**EXTRACTED INFORMATION:**

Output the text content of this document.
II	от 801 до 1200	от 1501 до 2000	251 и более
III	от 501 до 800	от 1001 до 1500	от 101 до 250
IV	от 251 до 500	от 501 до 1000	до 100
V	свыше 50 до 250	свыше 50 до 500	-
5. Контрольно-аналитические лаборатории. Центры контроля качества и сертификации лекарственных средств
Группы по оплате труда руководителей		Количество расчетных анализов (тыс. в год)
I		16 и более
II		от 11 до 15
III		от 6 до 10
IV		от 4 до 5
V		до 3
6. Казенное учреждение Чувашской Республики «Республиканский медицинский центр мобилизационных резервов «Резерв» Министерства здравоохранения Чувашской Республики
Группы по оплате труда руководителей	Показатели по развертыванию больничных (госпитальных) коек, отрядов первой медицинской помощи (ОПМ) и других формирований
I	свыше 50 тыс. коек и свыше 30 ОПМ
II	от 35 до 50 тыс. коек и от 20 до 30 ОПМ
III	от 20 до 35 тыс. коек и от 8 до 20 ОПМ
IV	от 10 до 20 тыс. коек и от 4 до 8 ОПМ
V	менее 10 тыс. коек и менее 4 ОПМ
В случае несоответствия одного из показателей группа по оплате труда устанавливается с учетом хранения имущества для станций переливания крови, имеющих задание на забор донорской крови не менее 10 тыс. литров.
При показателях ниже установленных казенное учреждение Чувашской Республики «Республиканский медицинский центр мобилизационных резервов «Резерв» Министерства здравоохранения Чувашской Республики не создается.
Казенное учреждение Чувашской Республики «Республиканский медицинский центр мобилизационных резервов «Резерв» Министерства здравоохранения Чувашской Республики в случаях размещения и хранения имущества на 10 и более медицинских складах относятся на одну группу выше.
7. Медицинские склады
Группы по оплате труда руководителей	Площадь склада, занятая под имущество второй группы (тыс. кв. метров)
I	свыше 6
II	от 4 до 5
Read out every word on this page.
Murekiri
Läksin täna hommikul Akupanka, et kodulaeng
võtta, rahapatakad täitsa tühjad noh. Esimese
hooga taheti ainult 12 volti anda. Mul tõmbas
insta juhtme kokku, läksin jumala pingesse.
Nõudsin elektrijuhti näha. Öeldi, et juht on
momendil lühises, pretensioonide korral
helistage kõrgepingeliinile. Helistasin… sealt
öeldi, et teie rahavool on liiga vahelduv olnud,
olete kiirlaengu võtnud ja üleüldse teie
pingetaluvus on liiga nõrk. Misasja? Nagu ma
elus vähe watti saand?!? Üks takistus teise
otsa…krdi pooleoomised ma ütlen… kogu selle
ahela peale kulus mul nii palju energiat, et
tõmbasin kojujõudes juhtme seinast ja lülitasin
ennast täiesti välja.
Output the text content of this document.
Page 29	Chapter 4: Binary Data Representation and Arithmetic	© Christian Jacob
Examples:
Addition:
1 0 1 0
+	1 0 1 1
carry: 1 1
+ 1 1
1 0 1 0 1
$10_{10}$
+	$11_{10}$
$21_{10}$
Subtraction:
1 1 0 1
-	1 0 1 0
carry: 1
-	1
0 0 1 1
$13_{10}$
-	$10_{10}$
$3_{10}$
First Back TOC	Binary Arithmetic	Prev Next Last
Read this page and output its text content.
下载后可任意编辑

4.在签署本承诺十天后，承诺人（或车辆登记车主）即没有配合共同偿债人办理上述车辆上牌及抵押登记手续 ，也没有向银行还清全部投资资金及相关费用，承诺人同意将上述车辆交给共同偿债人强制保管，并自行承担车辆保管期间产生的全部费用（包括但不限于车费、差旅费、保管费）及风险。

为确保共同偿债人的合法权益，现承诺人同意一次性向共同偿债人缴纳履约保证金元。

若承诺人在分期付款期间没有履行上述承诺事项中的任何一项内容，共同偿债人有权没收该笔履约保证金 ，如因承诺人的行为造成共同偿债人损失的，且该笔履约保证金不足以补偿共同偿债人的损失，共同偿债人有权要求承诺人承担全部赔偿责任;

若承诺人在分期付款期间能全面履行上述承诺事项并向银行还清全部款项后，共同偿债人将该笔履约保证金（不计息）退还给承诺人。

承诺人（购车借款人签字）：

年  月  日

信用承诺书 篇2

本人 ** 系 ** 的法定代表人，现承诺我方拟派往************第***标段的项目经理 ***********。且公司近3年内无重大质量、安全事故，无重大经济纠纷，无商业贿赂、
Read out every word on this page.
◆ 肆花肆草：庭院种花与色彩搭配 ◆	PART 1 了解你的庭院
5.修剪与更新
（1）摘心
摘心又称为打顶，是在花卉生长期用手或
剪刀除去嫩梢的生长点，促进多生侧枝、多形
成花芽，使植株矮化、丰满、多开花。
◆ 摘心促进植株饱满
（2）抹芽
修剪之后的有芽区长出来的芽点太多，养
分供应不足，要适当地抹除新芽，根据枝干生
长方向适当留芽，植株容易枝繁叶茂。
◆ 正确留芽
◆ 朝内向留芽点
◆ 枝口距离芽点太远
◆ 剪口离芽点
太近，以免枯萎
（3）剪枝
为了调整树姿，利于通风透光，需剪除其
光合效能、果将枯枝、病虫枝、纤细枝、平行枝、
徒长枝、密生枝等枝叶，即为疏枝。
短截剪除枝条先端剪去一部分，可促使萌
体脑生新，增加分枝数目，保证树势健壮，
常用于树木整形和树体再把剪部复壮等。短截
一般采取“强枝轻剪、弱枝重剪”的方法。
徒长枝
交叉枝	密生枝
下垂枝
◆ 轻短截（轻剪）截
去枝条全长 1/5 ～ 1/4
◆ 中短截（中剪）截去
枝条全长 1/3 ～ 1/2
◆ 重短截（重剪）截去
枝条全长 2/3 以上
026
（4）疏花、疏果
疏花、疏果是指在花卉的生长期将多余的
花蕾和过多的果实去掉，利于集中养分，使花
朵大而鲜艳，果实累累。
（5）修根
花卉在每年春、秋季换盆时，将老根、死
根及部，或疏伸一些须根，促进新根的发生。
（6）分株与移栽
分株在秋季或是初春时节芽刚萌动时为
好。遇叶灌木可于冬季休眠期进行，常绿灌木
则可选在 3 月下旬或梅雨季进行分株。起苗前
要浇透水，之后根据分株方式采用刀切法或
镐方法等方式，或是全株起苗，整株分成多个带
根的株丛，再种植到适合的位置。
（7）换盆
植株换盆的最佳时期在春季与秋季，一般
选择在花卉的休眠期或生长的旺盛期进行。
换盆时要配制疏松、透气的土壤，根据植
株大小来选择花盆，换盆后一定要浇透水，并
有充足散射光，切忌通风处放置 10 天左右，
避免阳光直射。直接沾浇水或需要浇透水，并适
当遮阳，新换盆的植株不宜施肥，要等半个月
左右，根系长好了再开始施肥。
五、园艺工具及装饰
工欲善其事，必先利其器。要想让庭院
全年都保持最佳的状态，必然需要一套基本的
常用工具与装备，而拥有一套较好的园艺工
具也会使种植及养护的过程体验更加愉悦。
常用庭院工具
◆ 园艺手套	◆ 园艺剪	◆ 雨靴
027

**WORK TO COMPLETE:** Whichever lines contain the string "liiga", select and copy them.

**PROBLEM SOLUTION:**
öeldi, et teie rahavool on liiga vahelduv olnud,
pingetaluvus on liiga nõrk. Misasja? Nagu ma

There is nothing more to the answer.